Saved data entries
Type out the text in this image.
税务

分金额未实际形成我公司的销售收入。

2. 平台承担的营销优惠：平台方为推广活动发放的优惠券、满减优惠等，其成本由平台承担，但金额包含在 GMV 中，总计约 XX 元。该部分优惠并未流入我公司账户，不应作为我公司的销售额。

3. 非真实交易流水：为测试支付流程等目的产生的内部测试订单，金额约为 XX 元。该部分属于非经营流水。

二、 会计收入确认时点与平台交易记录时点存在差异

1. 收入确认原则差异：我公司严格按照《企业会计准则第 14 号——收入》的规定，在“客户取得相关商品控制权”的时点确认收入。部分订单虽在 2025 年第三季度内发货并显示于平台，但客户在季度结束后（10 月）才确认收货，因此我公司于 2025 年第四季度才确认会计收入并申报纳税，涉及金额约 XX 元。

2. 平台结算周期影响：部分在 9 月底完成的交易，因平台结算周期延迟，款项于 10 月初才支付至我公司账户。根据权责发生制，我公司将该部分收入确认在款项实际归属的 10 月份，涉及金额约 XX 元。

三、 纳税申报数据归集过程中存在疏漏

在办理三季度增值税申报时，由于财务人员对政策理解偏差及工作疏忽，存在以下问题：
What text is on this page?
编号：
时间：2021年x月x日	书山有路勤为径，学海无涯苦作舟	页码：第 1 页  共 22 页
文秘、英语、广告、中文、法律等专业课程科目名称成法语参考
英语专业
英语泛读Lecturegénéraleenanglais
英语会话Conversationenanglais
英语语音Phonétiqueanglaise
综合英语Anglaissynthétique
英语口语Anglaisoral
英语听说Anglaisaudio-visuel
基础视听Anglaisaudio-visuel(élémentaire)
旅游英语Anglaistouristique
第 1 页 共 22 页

WHAT IS NEEDED:
Examine the data above and state how many of its lines contain the word "visuel", with no further remarks.

SOLUTION FOR THIS EXERCISE:
2